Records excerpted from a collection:
▼

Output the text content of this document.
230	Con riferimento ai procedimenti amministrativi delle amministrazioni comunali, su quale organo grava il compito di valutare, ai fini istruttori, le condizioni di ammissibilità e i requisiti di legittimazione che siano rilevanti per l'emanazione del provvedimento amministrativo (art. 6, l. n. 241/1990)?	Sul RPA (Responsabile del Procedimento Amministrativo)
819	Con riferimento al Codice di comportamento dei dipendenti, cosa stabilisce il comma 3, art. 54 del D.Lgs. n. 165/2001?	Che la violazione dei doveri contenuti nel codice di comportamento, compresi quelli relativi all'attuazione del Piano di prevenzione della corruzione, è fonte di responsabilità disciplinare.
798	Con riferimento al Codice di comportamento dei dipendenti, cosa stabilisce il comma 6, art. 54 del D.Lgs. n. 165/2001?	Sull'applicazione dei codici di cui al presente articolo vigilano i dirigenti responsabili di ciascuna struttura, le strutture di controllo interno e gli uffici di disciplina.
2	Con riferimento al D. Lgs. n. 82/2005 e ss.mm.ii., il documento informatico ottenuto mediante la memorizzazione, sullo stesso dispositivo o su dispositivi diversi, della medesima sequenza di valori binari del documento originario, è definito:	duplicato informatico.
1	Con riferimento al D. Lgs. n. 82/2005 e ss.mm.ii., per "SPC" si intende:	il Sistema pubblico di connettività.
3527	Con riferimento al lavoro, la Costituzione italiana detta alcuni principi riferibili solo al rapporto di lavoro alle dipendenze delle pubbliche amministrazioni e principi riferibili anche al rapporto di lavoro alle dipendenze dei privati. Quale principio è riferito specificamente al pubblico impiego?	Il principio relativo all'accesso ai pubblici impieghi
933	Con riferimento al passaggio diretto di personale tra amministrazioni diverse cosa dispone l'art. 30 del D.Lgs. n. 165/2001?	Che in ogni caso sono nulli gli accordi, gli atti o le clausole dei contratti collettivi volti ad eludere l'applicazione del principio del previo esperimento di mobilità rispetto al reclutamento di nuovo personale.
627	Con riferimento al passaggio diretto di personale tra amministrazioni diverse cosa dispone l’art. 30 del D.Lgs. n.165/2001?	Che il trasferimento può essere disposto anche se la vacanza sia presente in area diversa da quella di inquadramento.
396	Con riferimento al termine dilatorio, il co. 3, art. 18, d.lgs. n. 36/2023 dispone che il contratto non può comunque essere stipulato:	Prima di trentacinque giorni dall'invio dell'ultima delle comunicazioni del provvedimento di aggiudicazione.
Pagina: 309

▲

Task objective:
Every entry should be output exactly as written, please.

Result for this exercise:
Output the text content of this document.
230	Con riferimento ai procedimenti amministrativi delle amministrazioni comunali, su quale organo grava il compito di valutare, ai fini istruttori, le condizioni di ammissibilità e i requisiti di legittimazione che siano rilevanti per l'emanazione del provvedimento amministrativo (art. 6, l. n. 241/1990)?	Sul RPA (Responsabile del Procedimento Amministrativo)
819	Con riferimento al Codice di comportamento dei dipendenti, cosa stabilisce il comma 3, art. 54 del D.Lgs. n. 165/2001?	Che la violazione dei doveri contenuti nel codice di comportamento, compresi quelli relativi all'attuazione del Piano di prevenzione della corruzione, è fonte di responsabilità disciplinare.
798	Con riferimento al Codice di comportamento dei dipendenti, cosa stabilisce il comma 6, art. 54 del D.Lgs. n. 165/2001?	Sull'applicazione dei codici di cui al presente articolo vigilano i dirigenti responsabili di ciascuna struttura, le strutture di controllo interno e gli uffici di disciplina.
2	Con riferimento al D. Lgs. n. 82/2005 e ss.mm.ii., il documento informatico ottenuto mediante la memorizzazione, sullo stesso dispositivo o su dispositivi diversi, della medesima sequenza di valori binari del documento originario, è definito:	duplicato informatico.
1	Con riferimento al D. Lgs. n. 82/2005 e ss.mm.ii., per "SPC" si intende:	il Sistema pubblico di connettività.
3527	Con riferimento al lavoro, la Costituzione italiana detta alcuni principi riferibili solo al rapporto di lavoro alle dipendenze delle pubbliche amministrazioni e principi riferibili anche al rapporto di lavoro alle dipendenze dei privati. Quale principio è riferito specificamente al pubblico impiego?	Il principio relativo all'accesso ai pubblici impieghi
933	Con riferimento al passaggio diretto di personale tra amministrazioni diverse cosa dispone l'art. 30 del D.Lgs. n. 165/2001?	Che in ogni caso sono nulli gli accordi, gli atti o le clausole dei contratti collettivi volti ad eludere l'applicazione del principio del previo esperimento di mobilità rispetto al reclutamento di nuovo personale.
627	Con riferimento al passaggio diretto di personale tra amministrazioni diverse cosa dispone l’art. 30 del D.Lgs. n.165/2001?	Che il trasferimento può essere disposto anche se la vacanza sia presente in area diversa da quella di inquadramento.
396	Con riferimento al termine dilatorio, il co. 3, art. 18, d.lgs. n. 36/2023 dispone che il contratto non può comunque essere stipulato:	Prima di trentacinque giorni dall'invio dell'ultima delle comunicazioni del provvedimento di aggiudicazione.
Pagina: 309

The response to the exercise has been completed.